Recopiez les enregistrements ci-dessous en remplaçant « price-tag » par « price-marker » et en laissant tout le reste intact. Omettez les images dans votre réponse.

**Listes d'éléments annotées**
* * * * * * *
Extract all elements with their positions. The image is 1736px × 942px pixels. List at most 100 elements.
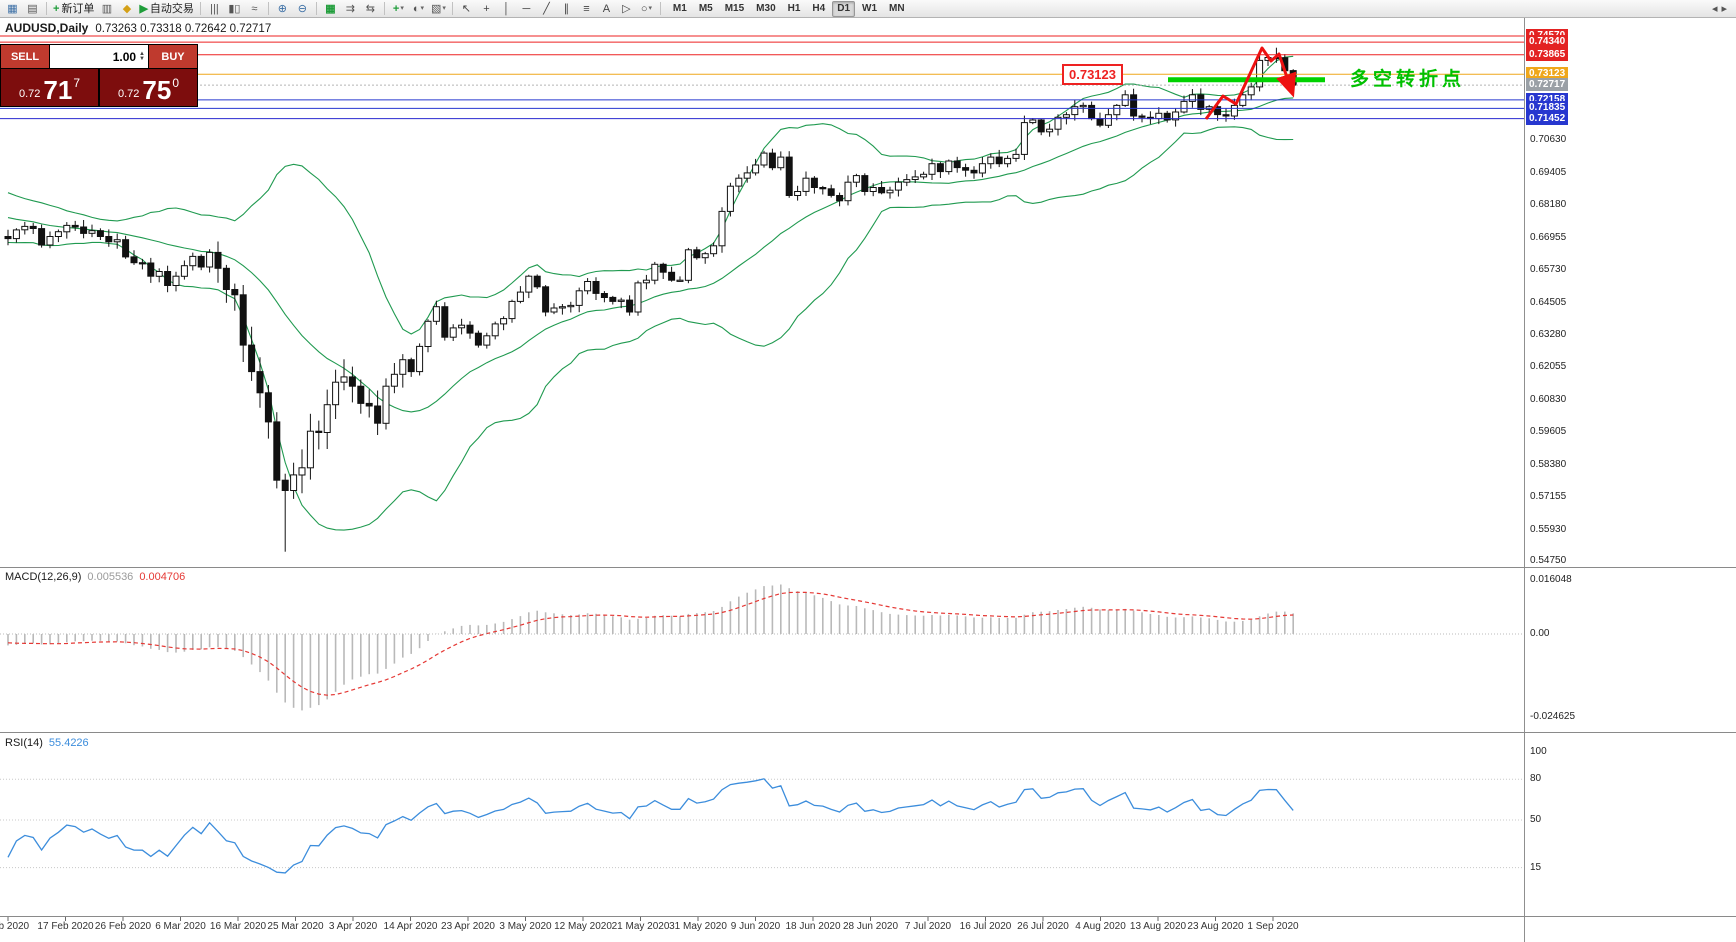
templates-icon: ▧ — [430, 2, 442, 15]
buy-price-display[interactable]: 0.72 75 0 — [100, 69, 197, 106]
horizontal-line-button[interactable]: ─ — [517, 1, 536, 17]
periods-button[interactable]: ◐ ▾ — [409, 1, 428, 17]
vertical-line-icon: │ — [502, 2, 510, 15]
timeframe-d1[interactable]: D1 — [832, 0, 856, 17]
spinner-down-icon[interactable]: ▼ — [139, 55, 145, 62]
fibonacci-button[interactable]: ≡ — [577, 1, 596, 17]
date-label: 26 Feb 2020 — [94, 921, 152, 932]
bar-chart-button[interactable]: ||| — [205, 1, 224, 17]
panel-divider-macd[interactable] — [0, 567, 1736, 568]
price-scale[interactable]: 0.70630 0.69405 0.68180 0.66955 0.65730 0.645… — [1524, 18, 1736, 942]
new-chart-button[interactable]: ▦ — [3, 1, 22, 17]
new-order-label: 新订单 — [61, 2, 95, 15]
buy-button[interactable]: BUY — [149, 45, 197, 68]
indicators-button[interactable]: + ▾ — [389, 1, 408, 17]
timeframe-h1[interactable]: H1 — [787, 2, 801, 14]
timeframe-group: M1 M5 M15 M30 H1 H4 D1 W1 MN — [667, 0, 911, 17]
channel-button[interactable]: ∥ — [557, 1, 576, 17]
sell-price-small: 0.72 — [18, 88, 41, 100]
autotrading-button[interactable]: ▶ 自动交易 — [137, 1, 195, 17]
profiles-button[interactable]: ▤ — [23, 1, 42, 17]
symbol-period-label: AUDUSD,Daily — [5, 21, 89, 35]
line-chart-icon: ≈ — [251, 2, 258, 15]
one-click-trading-panel: SELL 1.00 ▲ ▼ BUY 0.72 71 7 0.72 75 0 — [0, 44, 198, 107]
price-tick-label: 0.62055 — [1530, 361, 1567, 373]
timeframe-mn[interactable]: MN — [889, 2, 905, 14]
timeframe-w1[interactable]: W1 — [862, 2, 878, 14]
line-chart-button[interactable]: ≈ — [245, 1, 264, 17]
price-tag: 0.73123 — [1526, 67, 1569, 81]
volume-stepper[interactable]: ▲ ▼ — [139, 50, 145, 62]
tile-windows-button[interactable]: ▦ — [321, 1, 340, 17]
macd-label-row: MACD(12,26,9) 0.005536 0.004706 — [5, 571, 185, 583]
panel-divider-rsi[interactable] — [0, 732, 1736, 733]
toolbar-separator — [659, 2, 661, 15]
price-tick-label: 0.58380 — [1530, 458, 1567, 470]
text-tool-button[interactable]: A — [597, 1, 616, 17]
candlestick-button[interactable]: ▮▯ — [225, 1, 244, 17]
autoscroll-icon: ⇉ — [345, 2, 356, 15]
timeframe-m15[interactable]: M15 — [724, 2, 745, 14]
zoom-out-button[interactable]: ⊖ — [293, 1, 312, 17]
sell-price-display[interactable]: 0.72 71 7 — [1, 69, 98, 106]
crosshair-button[interactable]: + — [477, 1, 496, 17]
fibonacci-icon: ≡ — [583, 2, 590, 15]
turning-point-annotation[interactable]: 多空转折点 — [1350, 69, 1466, 90]
price-tick-label: 0.55930 — [1530, 523, 1567, 535]
date-label: 9 Jun 2020 — [730, 921, 781, 932]
new-order-button[interactable]: + 新订单 — [51, 1, 96, 17]
chart-shift-icon: ⇆ — [365, 2, 376, 15]
price-tick-label: 0.68180 — [1530, 199, 1567, 211]
nav-right-icon[interactable]: ▸ — [1721, 3, 1727, 15]
indicators-icon: + — [392, 2, 400, 15]
toolbar-separator — [46, 2, 47, 15]
chart-title: AUDUSD,Daily 0.73263 0.73318 0.72642 0.72… — [5, 21, 271, 35]
metaeditor-button[interactable]: ◆ — [117, 1, 136, 17]
buy-price-big: 75 — [142, 75, 172, 105]
timeframe-m1[interactable]: M1 — [672, 2, 687, 14]
zoom-in-button[interactable]: ⊕ — [273, 1, 292, 17]
timeframe-h4[interactable]: H4 — [812, 2, 826, 14]
horizontal-line-icon: ─ — [522, 2, 531, 15]
rsi-scale-label: 50 — [1530, 814, 1542, 825]
date-label: 21 May 2020 — [611, 921, 670, 932]
date-label: 16 Mar 2020 — [209, 921, 267, 932]
buy-price-sup: 0 — [172, 76, 180, 90]
nav-left-icon[interactable]: ◂ — [1711, 3, 1718, 15]
play-icon: ▶ — [139, 2, 148, 15]
chart-shift-button[interactable]: ⇆ — [361, 1, 380, 17]
vertical-line-button[interactable]: │ — [497, 1, 516, 17]
spinner-up-icon[interactable]: ▲ — [139, 50, 145, 57]
volume-input[interactable]: 1.00 ▲ ▼ — [50, 45, 148, 68]
date-label: 18 Jun 2020 — [785, 921, 841, 932]
price-tick-label: 0.66955 — [1530, 231, 1567, 243]
toolbar-separator — [199, 2, 201, 15]
shapes-button[interactable]: ○ ▾ — [637, 1, 656, 17]
trendline-button[interactable]: ╱ — [537, 1, 556, 17]
templates-button[interactable]: ▧ ▾ — [429, 1, 448, 17]
toolbar-right: ◂ ▸ — [1712, 2, 1727, 15]
rsi-scale-label: 100 — [1530, 746, 1547, 757]
timeframe-m30[interactable]: M30 — [756, 2, 776, 14]
timeframe-m5[interactable]: M5 — [698, 2, 713, 14]
macd-main-value: 0.005536 — [87, 571, 134, 583]
charts-cascade-button[interactable]: ▥ — [97, 1, 116, 17]
sell-price-sup: 7 — [73, 76, 81, 90]
crosshair-icon: + — [483, 2, 490, 15]
chevron-down-icon: ▾ — [420, 4, 424, 12]
periods-icon: ◐ — [412, 2, 420, 15]
sell-button[interactable]: SELL — [1, 45, 49, 68]
date-label: 7 Jul 2020 — [904, 921, 952, 932]
trendline-icon: ╱ — [543, 2, 550, 15]
autotrading-label: 自动交易 — [149, 2, 194, 15]
price-tag: 0.71452 — [1526, 111, 1569, 125]
date-label: 31 May 2020 — [669, 921, 727, 932]
macd-scale-label: 0.00 — [1530, 628, 1550, 639]
level-price-label[interactable]: 0.73123 — [1062, 64, 1123, 85]
cursor-button[interactable]: ↖ — [457, 1, 476, 17]
autoscroll-button[interactable]: ⇉ — [341, 1, 360, 17]
label-tool-button[interactable]: ▷ — [617, 1, 636, 17]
* * * * * * *
**Corrigé**
Extract all elements with their positions. The image is 1736px × 942px pixels. List at most 100 elements.
templates-icon: ▧ — [430, 2, 442, 15]
buy-price-display[interactable]: 0.72 75 0 — [100, 69, 197, 106]
horizontal-line-button[interactable]: ─ — [517, 1, 536, 17]
periods-button[interactable]: ◐ ▾ — [409, 1, 428, 17]
vertical-line-icon: │ — [502, 2, 510, 15]
timeframe-d1[interactable]: D1 — [832, 0, 856, 17]
spinner-down-icon[interactable]: ▼ — [139, 55, 145, 62]
fibonacci-button[interactable]: ≡ — [577, 1, 596, 17]
date-label: 26 Feb 2020 — [94, 921, 152, 932]
bar-chart-button[interactable]: ||| — [205, 1, 224, 17]
panel-divider-macd[interactable] — [0, 567, 1736, 568]
price-scale[interactable]: 0.70630 0.69405 0.68180 0.66955 0.65730 0.645… — [1524, 18, 1736, 942]
new-chart-button[interactable]: ▦ — [3, 1, 22, 17]
new-order-label: 新订单 — [61, 2, 95, 15]
buy-button[interactable]: BUY — [149, 45, 197, 68]
indicators-button[interactable]: + ▾ — [389, 1, 408, 17]
timeframe-h1[interactable]: H1 — [787, 2, 801, 14]
timeframe-group: M1 M5 M15 M30 H1 H4 D1 W1 MN — [667, 0, 911, 17]
channel-button[interactable]: ∥ — [557, 1, 576, 17]
sell-price-small: 0.72 — [18, 88, 41, 100]
autotrading-button[interactable]: ▶ 自动交易 — [137, 1, 195, 17]
profiles-button[interactable]: ▤ — [23, 1, 42, 17]
symbol-period-label: AUDUSD,Daily — [5, 21, 89, 35]
line-chart-icon: ≈ — [251, 2, 258, 15]
one-click-trading-panel: SELL 1.00 ▲ ▼ BUY 0.72 71 7 0.72 75 0 — [0, 44, 198, 107]
price-tick-label: 0.62055 — [1530, 361, 1567, 373]
timeframe-mn[interactable]: MN — [889, 2, 905, 14]
timeframe-w1[interactable]: W1 — [862, 2, 878, 14]
line-chart-button[interactable]: ≈ — [245, 1, 264, 17]
price-marker: 0.73123 — [1526, 67, 1569, 81]
volume-stepper[interactable]: ▲ ▼ — [139, 50, 145, 62]
tile-windows-button[interactable]: ▦ — [321, 1, 340, 17]
macd-label-row: MACD(12,26,9) 0.005536 0.004706 — [5, 571, 185, 583]
panel-divider-rsi[interactable] — [0, 732, 1736, 733]
toolbar-separator — [659, 2, 661, 15]
price-tick-label: 0.58380 — [1530, 458, 1567, 470]
text-tool-button[interactable]: A — [597, 1, 616, 17]
candlestick-button[interactable]: ▮▯ — [225, 1, 244, 17]
autoscroll-icon: ⇉ — [345, 2, 356, 15]
timeframe-m15[interactable]: M15 — [724, 2, 745, 14]
zoom-out-button[interactable]: ⊖ — [293, 1, 312, 17]
sell-price-display[interactable]: 0.72 71 7 — [1, 69, 98, 106]
crosshair-button[interactable]: + — [477, 1, 496, 17]
fibonacci-icon: ≡ — [583, 2, 590, 15]
turning-point-annotation[interactable]: 多空转折点 — [1350, 69, 1466, 90]
price-tick-label: 0.55930 — [1530, 523, 1567, 535]
date-label: 9 Jun 2020 — [730, 921, 781, 932]
new-order-button[interactable]: + 新订单 — [51, 1, 96, 17]
chart-shift-icon: ⇆ — [365, 2, 376, 15]
price-tick-label: 0.68180 — [1530, 199, 1567, 211]
nav-right-icon[interactable]: ▸ — [1721, 3, 1727, 15]
indicators-icon: + — [392, 2, 400, 15]
toolbar-separator — [46, 2, 47, 15]
chart-title: AUDUSD,Daily 0.73263 0.73318 0.72642 0.72… — [5, 21, 271, 35]
metaeditor-button[interactable]: ◆ — [117, 1, 136, 17]
buy-price-big: 75 — [142, 75, 172, 105]
timeframe-m1[interactable]: M1 — [672, 2, 687, 14]
zoom-in-button[interactable]: ⊕ — [273, 1, 292, 17]
timeframe-h4[interactable]: H4 — [812, 2, 826, 14]
horizontal-line-icon: ─ — [522, 2, 531, 15]
rsi-scale-label: 50 — [1530, 814, 1542, 825]
date-label: 21 May 2020 — [611, 921, 670, 932]
date-label: 16 Mar 2020 — [209, 921, 267, 932]
buy-price-sup: 0 — [172, 76, 180, 90]
nav-left-icon[interactable]: ◂ — [1711, 3, 1718, 15]
play-icon: ▶ — [139, 2, 148, 15]
chart-shift-button[interactable]: ⇆ — [361, 1, 380, 17]
vertical-line-button[interactable]: │ — [497, 1, 516, 17]
spinner-up-icon[interactable]: ▲ — [139, 50, 145, 57]
volume-input[interactable]: 1.00 ▲ ▼ — [50, 45, 148, 68]
date-label: 18 Jun 2020 — [785, 921, 841, 932]
price-tick-label: 0.66955 — [1530, 231, 1567, 243]
toolbar-separator — [199, 2, 201, 15]
shapes-button[interactable]: ○ ▾ — [637, 1, 656, 17]
trendline-button[interactable]: ╱ — [537, 1, 556, 17]
templates-button[interactable]: ▧ ▾ — [429, 1, 448, 17]
toolbar-right: ◂ ▸ — [1712, 2, 1727, 15]
rsi-scale-label: 100 — [1530, 746, 1547, 757]
timeframe-m30[interactable]: M30 — [756, 2, 776, 14]
timeframe-m5[interactable]: M5 — [698, 2, 713, 14]
macd-main-value: 0.005536 — [87, 571, 134, 583]
charts-cascade-button[interactable]: ▥ — [97, 1, 116, 17]
sell-price-sup: 7 — [73, 76, 81, 90]
crosshair-icon: + — [483, 2, 490, 15]
chevron-down-icon: ▾ — [420, 4, 424, 12]
periods-icon: ◐ — [412, 2, 420, 15]
sell-button[interactable]: SELL — [1, 45, 49, 68]
date-label: 7 Jul 2020 — [904, 921, 952, 932]
trendline-icon: ╱ — [543, 2, 550, 15]
autotrading-label: 自动交易 — [149, 2, 194, 15]
price-marker: 0.71452 — [1526, 111, 1569, 125]
date-label: 31 May 2020 — [669, 921, 727, 932]
macd-scale-label: 0.00 — [1530, 628, 1550, 639]
level-price-label[interactable]: 0.73123 — [1062, 64, 1123, 85]
cursor-button[interactable]: ↖ — [457, 1, 476, 17]
autoscroll-button[interactable]: ⇉ — [341, 1, 360, 17]
label-tool-button[interactable]: ▷ — [617, 1, 636, 17]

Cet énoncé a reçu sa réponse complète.